• _Provided records_:
* begin *

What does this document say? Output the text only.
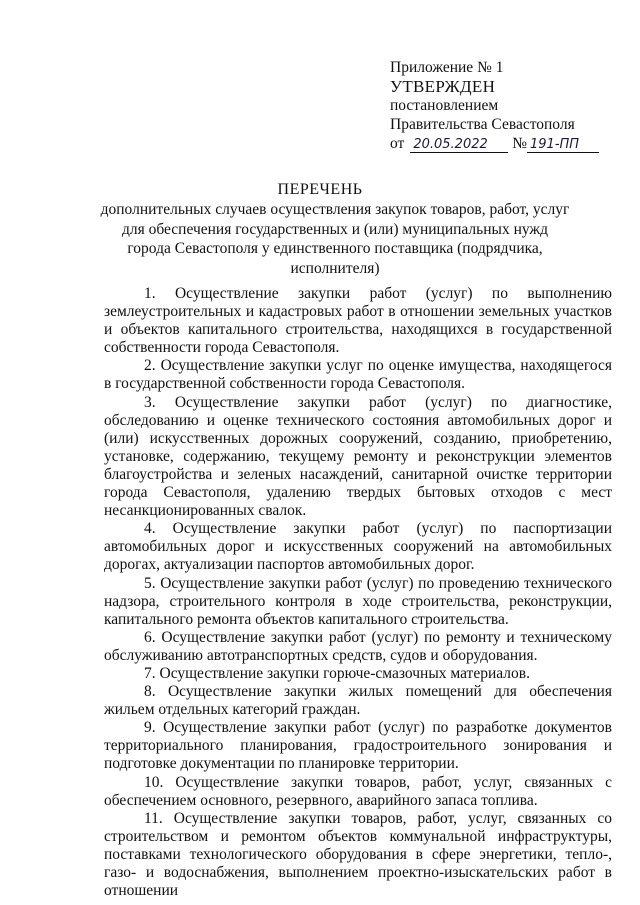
Приложение № 1
УТВЕРЖДЕН
постановлением
Правительства Севастополя
от 20.05.2022 № 191-ПП
ПЕРЕЧЕНЬ
дополнительных случаев осуществления закупок товаров, работ, услуг для обеспечения государственных и (или) муниципальных нужд города Севастополя у единственного поставщика (подрядчика, исполнителя)

1. Осуществление закупки работ (услуг) по выполнению землеустроительных и кадастровых работ в отношении земельных участков и объектов капитального строительства, находящихся в государственной собственности города Севастополя.

2. Осуществление закупки услуг по оценке имущества, находящегося в государственной собственности города Севастополя.

3. Осуществление закупки работ (услуг) по диагностике, обследованию и оценке технического состояния автомобильных дорог и (или) искусственных дорожных сооружений, созданию, приобретению, установке, содержанию, текущему ремонту и реконструкции элементов благоустройства и зеленых насаждений, санитарной очистке территории города Севастополя, удалению твердых бытовых отходов с мест несанкционированных свалок.

4. Осуществление закупки работ (услуг) по паспортизации автомобильных дорог и искусственных сооружений на автомобильных дорогах, актуализации паспортов автомобильных дорог.

5. Осуществление закупки работ (услуг) по проведению технического надзора, строительного контроля в ходе строительства, реконструкции, капитального ремонта объектов капитального строительства.

6. Осуществление закупки работ (услуг) по ремонту и техническому обслуживанию автотранспортных средств, судов и оборудования.

7. Осуществление закупки горюче-смазочных материалов.

8. Осуществление закупки жилых помещений для обеспечения жильем отдельных категорий граждан.

9. Осуществление закупки работ (услуг) по разработке документов территориального планирования, градостроительного зонирования и подготовке документации по планировке территории.

10. Осуществление закупки товаров, работ, услуг, связанных с обеспечением основного, резервного, аварийного запаса топлива.

11. Осуществление закупки товаров, работ, услуг, связанных со строительством и ремонтом объектов коммунальной инфраструктуры, поставками технологического оборудования в сфере энергетики, тепло-, газо- и водоснабжения, выполнением проектно-изыскательских работ в отношении
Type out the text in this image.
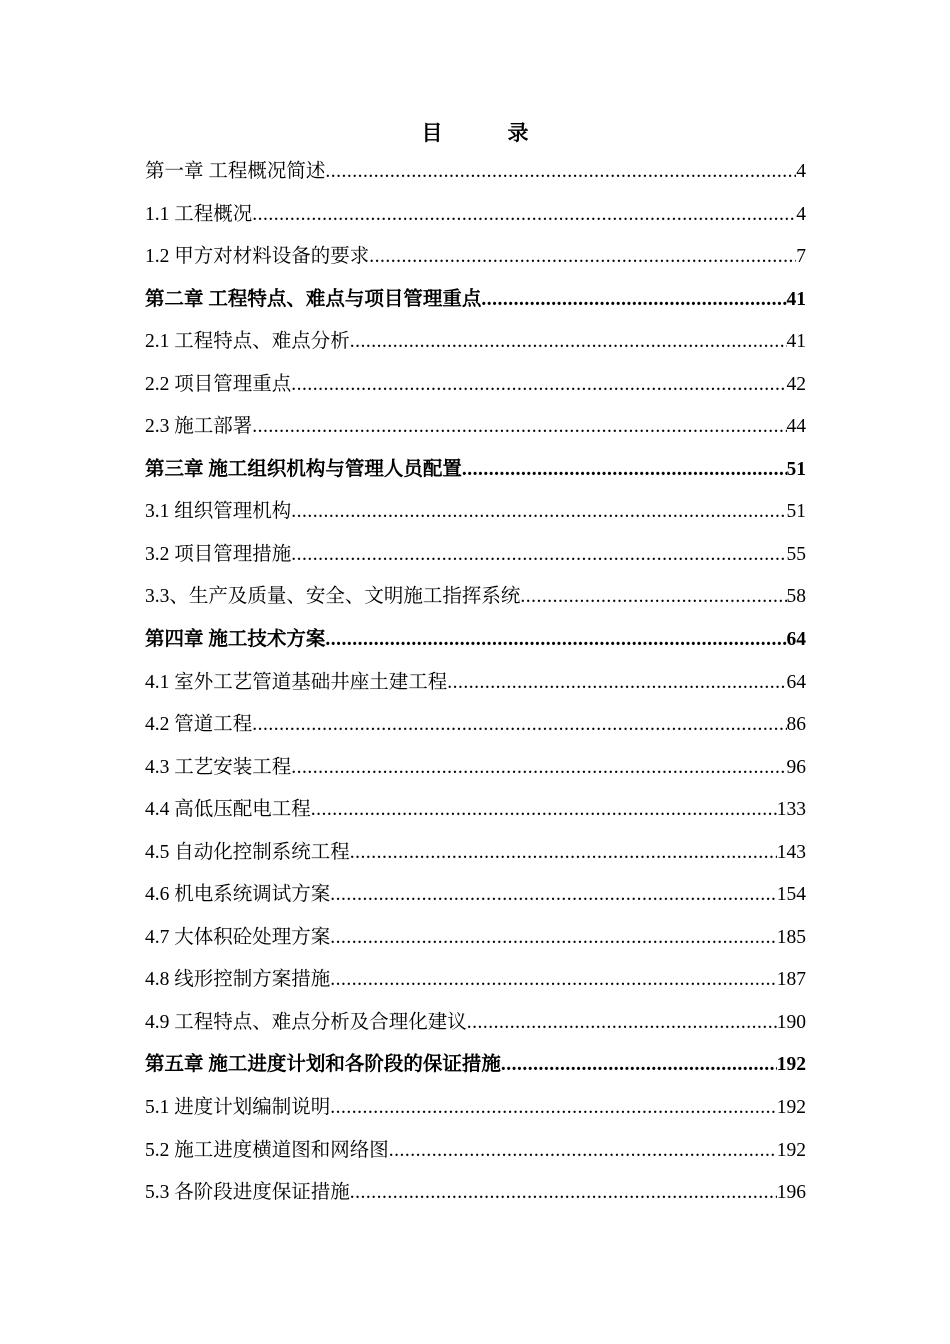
目　录
第一章 工程概况简述 .....	4
1.1 工程概况 .....	4
1.2 甲方对材料设备的要求 .....	7
第二章 工程特点、难点与项目管理重点 .....	41
2.1 工程特点、难点分析 .....	41
2.2 项目管理重点 .....	42
2.3 施工部署 .....	44
第三章 施工组织机构与管理人员配置 .....	51
3.1 组织管理机构 .....	51
3.2 项目管理措施 .....	55
3.3、生产及质量、安全、文明施工指挥系统 .....	58
第四章 施工技术方案 .....	64
4.1 室外工艺管道基础井座土建工程 .....	64
4.2 管道工程 .....	86
4.3 工艺安装工程 .....	96
4.4 高低压配电工程 .....	133
4.5 自动化控制系统工程 .....	143
4.6 机电系统调试方案 .....	154
4.7 大体积砼处理方案 .....	185
4.8 线形控制方案措施 .....	187
4.9 工程特点、难点分析及合理化建议 .....	190
第五章 施工进度计划和各阶段的保证措施 .....	192
5.1 进度计划编制说明 .....	192
5.2 施工进度横道图和网络图 .....	192
5.3 各阶段进度保证措施 .....	196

* end *

Set every line down exactly as written, leaving each picture out.

• _Exercise response_:
What does this document say? Output the text only.
Приложение № 1
УТВЕРЖДЕН
постановлением
Правительства Севастополя
от 20.05.2022 № 191-ПП
ПЕРЕЧЕНЬ
дополнительных случаев осуществления закупок товаров, работ, услуг для обеспечения государственных и (или) муниципальных нужд города Севастополя у единственного поставщика (подрядчика, исполнителя)

1. Осуществление закупки работ (услуг) по выполнению землеустроительных и кадастровых работ в отношении земельных участков и объектов капитального строительства, находящихся в государственной собственности города Севастополя.

2. Осуществление закупки услуг по оценке имущества, находящегося в государственной собственности города Севастополя.

3. Осуществление закупки работ (услуг) по диагностике, обследованию и оценке технического состояния автомобильных дорог и (или) искусственных дорожных сооружений, созданию, приобретению, установке, содержанию, текущему ремонту и реконструкции элементов благоустройства и зеленых насаждений, санитарной очистке территории города Севастополя, удалению твердых бытовых отходов с мест несанкционированных свалок.

4. Осуществление закупки работ (услуг) по паспортизации автомобильных дорог и искусственных сооружений на автомобильных дорогах, актуализации паспортов автомобильных дорог.

5. Осуществление закупки работ (услуг) по проведению технического надзора, строительного контроля в ходе строительства, реконструкции, капитального ремонта объектов капитального строительства.

6. Осуществление закупки работ (услуг) по ремонту и техническому обслуживанию автотранспортных средств, судов и оборудования.

7. Осуществление закупки горюче-смазочных материалов.

8. Осуществление закупки жилых помещений для обеспечения жильем отдельных категорий граждан.

9. Осуществление закупки работ (услуг) по разработке документов территориального планирования, градостроительного зонирования и подготовке документации по планировке территории.

10. Осуществление закупки товаров, работ, услуг, связанных с обеспечением основного, резервного, аварийного запаса топлива.

11. Осуществление закупки товаров, работ, услуг, связанных со строительством и ремонтом объектов коммунальной инфраструктуры, поставками технологического оборудования в сфере энергетики, тепло-, газо- и водоснабжения, выполнением проектно-изыскательских работ в отношении
Type out the text in this image.
目　录
第一章 工程概况简述 .....	4
1.1 工程概况 .....	4
1.2 甲方对材料设备的要求 .....	7
第二章 工程特点、难点与项目管理重点 .....	41
2.1 工程特点、难点分析 .....	41
2.2 项目管理重点 .....	42
2.3 施工部署 .....	44
第三章 施工组织机构与管理人员配置 .....	51
3.1 组织管理机构 .....	51
3.2 项目管理措施 .....	55
3.3、生产及质量、安全、文明施工指挥系统 .....	58
第四章 施工技术方案 .....	64
4.1 室外工艺管道基础井座土建工程 .....	64
4.2 管道工程 .....	86
4.3 工艺安装工程 .....	96
4.4 高低压配电工程 .....	133
4.5 自动化控制系统工程 .....	143
4.6 机电系统调试方案 .....	154
4.7 大体积砼处理方案 .....	185
4.8 线形控制方案措施 .....	187
4.9 工程特点、难点分析及合理化建议 .....	190
第五章 施工进度计划和各阶段的保证措施 .....	192
5.1 进度计划编制说明 .....	192
5.2 施工进度横道图和网络图 .....	192
5.3 各阶段进度保证措施 .....	196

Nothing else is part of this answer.